LISTED ENTRIES:
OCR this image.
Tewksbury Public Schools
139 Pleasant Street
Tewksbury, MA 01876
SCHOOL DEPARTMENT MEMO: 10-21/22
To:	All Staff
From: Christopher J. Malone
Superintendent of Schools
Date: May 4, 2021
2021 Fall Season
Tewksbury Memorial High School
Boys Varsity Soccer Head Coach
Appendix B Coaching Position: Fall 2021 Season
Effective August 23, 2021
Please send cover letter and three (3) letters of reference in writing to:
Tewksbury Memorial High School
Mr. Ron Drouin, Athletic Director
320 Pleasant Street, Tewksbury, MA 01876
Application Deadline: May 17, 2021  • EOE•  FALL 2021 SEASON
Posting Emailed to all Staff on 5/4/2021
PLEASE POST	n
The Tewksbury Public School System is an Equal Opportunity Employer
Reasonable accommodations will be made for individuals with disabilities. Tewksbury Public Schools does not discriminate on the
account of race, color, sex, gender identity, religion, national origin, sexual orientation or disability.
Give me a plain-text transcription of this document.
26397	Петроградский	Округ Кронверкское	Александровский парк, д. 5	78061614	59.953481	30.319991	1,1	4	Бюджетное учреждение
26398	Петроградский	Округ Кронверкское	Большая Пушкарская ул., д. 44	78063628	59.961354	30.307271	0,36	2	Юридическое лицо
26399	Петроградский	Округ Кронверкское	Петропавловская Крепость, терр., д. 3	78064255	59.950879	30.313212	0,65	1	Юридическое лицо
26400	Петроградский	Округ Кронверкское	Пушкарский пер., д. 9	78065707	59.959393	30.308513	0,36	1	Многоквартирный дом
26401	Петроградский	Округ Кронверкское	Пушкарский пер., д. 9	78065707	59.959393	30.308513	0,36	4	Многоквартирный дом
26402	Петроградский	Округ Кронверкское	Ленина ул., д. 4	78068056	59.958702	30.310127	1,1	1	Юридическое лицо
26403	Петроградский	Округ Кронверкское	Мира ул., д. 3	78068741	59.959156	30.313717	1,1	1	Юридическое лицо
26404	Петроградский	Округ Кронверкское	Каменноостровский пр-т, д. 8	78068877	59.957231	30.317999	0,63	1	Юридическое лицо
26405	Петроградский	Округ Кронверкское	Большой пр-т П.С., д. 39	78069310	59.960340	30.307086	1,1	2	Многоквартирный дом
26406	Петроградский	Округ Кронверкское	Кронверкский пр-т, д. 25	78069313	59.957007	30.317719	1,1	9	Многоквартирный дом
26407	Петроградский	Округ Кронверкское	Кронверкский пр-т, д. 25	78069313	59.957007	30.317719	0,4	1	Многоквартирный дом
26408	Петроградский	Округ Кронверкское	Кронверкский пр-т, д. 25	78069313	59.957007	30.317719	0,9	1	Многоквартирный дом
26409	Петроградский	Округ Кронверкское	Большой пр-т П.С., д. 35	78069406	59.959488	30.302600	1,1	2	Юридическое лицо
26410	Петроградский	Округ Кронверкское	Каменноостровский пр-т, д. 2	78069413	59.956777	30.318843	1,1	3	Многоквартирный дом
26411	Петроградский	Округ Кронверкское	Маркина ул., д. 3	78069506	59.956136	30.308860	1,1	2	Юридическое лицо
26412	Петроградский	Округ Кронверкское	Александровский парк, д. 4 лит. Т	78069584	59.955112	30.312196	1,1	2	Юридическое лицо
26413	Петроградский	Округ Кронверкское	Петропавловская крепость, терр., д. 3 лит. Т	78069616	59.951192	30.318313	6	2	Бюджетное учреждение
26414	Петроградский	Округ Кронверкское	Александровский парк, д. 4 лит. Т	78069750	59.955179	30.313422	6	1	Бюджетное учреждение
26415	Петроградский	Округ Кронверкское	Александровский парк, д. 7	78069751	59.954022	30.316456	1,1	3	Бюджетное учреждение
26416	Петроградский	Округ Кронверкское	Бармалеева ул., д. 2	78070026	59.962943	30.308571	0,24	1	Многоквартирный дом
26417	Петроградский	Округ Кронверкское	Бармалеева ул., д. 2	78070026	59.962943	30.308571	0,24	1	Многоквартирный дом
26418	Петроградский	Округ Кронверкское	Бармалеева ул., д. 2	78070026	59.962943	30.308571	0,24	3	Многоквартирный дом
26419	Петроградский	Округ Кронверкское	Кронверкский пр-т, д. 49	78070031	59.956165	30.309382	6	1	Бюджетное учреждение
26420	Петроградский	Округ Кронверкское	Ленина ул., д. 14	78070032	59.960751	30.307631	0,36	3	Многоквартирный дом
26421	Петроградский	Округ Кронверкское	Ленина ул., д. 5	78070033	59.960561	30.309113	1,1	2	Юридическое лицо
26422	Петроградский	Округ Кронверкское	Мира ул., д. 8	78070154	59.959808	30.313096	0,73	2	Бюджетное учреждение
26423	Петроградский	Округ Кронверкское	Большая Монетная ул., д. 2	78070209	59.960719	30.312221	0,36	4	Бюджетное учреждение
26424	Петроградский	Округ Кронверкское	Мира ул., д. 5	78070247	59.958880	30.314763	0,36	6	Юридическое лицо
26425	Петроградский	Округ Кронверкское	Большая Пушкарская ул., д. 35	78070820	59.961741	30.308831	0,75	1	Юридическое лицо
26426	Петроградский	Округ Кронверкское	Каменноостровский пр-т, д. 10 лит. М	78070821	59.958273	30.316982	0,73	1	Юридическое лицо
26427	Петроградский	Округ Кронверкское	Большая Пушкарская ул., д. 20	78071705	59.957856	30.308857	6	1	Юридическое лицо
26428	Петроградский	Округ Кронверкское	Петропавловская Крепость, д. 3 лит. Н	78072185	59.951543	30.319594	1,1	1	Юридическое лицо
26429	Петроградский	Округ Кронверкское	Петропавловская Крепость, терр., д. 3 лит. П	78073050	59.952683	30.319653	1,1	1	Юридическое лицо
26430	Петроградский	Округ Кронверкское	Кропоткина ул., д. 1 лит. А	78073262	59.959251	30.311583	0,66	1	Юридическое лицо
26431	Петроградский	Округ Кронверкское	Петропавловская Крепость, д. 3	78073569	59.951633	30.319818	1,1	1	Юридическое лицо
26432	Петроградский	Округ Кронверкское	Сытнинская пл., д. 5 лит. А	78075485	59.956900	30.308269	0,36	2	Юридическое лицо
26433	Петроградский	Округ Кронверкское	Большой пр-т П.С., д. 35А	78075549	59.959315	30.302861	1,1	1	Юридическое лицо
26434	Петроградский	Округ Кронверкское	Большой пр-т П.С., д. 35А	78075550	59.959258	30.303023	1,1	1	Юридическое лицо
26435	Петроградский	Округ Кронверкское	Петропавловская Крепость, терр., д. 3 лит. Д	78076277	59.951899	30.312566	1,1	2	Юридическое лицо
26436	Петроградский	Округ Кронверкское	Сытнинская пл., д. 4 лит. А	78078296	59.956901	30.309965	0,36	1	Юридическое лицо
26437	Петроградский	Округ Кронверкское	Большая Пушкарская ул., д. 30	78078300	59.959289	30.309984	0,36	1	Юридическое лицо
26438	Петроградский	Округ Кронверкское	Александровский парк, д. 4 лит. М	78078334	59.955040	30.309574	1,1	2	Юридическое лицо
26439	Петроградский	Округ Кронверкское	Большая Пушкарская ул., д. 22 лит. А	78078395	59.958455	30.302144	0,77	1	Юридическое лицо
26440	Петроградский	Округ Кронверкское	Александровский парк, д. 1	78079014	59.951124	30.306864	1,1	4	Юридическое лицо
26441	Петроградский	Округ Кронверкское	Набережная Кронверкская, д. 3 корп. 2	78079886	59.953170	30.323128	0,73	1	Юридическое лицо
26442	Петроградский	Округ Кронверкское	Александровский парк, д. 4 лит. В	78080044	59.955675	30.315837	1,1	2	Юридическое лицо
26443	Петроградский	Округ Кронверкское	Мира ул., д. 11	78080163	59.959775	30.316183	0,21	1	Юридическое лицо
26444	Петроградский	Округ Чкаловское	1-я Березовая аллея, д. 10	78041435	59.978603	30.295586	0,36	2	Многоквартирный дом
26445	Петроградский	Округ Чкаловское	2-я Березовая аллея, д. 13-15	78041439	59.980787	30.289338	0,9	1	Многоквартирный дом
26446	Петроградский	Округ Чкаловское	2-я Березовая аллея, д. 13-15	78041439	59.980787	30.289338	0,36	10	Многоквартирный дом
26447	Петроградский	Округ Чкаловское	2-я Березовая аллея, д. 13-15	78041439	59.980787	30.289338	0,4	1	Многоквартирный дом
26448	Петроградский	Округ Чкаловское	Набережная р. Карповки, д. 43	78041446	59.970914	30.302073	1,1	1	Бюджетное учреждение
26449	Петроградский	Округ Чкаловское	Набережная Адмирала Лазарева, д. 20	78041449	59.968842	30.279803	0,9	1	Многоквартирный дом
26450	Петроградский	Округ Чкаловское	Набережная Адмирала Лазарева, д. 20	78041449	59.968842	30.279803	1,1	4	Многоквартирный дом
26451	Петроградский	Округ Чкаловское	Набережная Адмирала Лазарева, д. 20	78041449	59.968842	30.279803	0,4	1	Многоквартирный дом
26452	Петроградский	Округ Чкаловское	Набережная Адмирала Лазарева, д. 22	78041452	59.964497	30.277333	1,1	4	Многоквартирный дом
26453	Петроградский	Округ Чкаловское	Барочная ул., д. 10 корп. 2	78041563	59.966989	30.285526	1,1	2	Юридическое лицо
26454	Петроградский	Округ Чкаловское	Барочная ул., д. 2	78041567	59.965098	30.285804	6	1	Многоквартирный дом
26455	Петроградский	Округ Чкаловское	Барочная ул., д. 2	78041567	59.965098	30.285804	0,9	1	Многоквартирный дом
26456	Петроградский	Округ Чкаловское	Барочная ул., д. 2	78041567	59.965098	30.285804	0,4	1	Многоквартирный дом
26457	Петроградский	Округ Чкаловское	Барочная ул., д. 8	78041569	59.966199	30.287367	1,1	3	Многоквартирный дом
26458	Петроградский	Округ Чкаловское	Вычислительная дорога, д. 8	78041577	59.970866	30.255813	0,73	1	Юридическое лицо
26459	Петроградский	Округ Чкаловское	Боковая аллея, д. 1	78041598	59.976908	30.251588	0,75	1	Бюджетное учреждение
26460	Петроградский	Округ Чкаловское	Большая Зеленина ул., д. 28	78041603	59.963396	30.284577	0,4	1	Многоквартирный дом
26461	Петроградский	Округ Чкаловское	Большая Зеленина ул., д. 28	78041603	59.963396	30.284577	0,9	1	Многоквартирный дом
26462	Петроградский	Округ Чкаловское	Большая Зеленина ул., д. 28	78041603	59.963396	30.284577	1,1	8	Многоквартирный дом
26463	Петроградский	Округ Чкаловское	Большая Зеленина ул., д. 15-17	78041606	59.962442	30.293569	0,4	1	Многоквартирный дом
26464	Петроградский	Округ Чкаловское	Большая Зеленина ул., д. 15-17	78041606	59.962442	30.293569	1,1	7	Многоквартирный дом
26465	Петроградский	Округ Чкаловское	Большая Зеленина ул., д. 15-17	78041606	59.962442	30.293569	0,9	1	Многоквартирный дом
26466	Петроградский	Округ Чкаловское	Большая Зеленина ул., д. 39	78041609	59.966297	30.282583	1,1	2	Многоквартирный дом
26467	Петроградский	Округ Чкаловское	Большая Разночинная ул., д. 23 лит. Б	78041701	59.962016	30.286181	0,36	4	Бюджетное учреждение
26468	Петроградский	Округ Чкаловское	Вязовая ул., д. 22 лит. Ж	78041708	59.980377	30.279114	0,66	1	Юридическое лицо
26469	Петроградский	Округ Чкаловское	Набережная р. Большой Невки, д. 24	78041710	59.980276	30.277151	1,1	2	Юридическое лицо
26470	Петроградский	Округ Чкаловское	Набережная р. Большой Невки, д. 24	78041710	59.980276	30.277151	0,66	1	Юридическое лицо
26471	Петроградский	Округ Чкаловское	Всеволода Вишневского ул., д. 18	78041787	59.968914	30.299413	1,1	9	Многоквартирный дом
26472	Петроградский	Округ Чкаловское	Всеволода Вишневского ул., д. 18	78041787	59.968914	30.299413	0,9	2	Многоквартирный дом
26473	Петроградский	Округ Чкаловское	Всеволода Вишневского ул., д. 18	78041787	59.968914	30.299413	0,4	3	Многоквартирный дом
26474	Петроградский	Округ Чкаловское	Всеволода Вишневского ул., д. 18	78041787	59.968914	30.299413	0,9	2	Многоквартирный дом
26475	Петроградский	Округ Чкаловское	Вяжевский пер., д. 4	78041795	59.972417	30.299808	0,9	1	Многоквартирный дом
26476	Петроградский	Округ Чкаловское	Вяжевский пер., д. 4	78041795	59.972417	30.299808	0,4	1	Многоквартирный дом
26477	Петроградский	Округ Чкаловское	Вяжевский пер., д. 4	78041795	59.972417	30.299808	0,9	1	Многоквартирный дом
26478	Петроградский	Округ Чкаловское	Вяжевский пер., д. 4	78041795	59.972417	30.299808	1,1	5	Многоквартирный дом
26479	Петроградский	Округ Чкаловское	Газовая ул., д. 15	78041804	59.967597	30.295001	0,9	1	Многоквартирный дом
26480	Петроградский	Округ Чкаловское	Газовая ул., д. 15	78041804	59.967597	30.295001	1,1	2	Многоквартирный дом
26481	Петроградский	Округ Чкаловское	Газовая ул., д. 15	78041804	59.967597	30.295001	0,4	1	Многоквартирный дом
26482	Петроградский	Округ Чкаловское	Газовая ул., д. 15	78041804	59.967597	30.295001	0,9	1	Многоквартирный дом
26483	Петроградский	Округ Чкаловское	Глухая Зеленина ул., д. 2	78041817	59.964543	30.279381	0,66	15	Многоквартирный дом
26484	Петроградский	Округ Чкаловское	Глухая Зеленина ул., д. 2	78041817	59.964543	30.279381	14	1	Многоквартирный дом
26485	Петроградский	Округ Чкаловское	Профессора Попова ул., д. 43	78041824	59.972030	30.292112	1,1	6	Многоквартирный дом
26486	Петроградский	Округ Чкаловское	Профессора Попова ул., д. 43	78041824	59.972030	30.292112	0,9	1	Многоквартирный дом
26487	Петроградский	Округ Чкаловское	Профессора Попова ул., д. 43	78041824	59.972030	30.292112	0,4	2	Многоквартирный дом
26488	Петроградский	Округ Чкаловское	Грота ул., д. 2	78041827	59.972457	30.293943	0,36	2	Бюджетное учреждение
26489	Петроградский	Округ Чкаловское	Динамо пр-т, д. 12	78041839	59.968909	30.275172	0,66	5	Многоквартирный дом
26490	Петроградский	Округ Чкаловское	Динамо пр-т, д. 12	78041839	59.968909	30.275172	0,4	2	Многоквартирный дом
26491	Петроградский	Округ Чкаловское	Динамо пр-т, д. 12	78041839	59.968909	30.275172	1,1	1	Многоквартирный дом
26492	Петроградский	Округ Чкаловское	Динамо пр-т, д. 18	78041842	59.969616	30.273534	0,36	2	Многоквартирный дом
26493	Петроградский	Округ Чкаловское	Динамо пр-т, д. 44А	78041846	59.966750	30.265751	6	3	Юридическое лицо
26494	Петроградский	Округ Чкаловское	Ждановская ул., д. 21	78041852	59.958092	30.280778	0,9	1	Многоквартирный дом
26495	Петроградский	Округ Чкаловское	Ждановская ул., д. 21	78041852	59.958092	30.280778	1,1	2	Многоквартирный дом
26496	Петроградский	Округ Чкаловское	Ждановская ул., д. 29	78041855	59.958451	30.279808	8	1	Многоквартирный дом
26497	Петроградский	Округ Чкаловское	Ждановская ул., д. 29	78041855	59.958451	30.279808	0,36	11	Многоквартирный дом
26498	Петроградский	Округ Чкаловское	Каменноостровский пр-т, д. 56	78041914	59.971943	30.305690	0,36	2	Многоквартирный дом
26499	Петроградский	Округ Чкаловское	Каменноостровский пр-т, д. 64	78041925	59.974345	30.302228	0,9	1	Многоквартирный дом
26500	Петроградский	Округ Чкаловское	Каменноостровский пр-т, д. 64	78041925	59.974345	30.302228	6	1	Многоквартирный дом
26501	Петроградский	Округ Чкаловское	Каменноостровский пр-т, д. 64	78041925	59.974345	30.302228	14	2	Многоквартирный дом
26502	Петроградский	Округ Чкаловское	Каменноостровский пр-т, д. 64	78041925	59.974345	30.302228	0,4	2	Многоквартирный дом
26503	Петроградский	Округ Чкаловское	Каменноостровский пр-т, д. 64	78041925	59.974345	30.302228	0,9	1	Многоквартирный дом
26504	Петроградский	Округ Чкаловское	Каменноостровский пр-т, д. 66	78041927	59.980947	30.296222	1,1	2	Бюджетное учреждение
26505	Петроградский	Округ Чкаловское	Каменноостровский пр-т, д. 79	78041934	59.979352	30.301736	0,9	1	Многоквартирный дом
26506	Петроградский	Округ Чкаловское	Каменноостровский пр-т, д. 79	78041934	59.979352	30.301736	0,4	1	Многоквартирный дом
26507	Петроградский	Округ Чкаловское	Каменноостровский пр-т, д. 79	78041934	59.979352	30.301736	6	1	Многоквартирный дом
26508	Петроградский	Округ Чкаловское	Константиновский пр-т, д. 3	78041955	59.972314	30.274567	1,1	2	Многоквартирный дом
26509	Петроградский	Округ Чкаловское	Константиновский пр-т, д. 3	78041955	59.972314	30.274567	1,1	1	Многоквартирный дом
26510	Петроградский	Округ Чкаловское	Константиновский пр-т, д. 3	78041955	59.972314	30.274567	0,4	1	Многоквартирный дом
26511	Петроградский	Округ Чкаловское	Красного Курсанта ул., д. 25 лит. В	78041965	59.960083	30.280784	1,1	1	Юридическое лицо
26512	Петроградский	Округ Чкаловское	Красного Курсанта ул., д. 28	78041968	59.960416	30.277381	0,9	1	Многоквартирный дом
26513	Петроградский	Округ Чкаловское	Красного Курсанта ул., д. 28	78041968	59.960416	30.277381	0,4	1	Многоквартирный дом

TO DO: The answer is the number of lines in the preceding material that hold "Пушкарская"; write that number and nothing else.

ANSWER: 5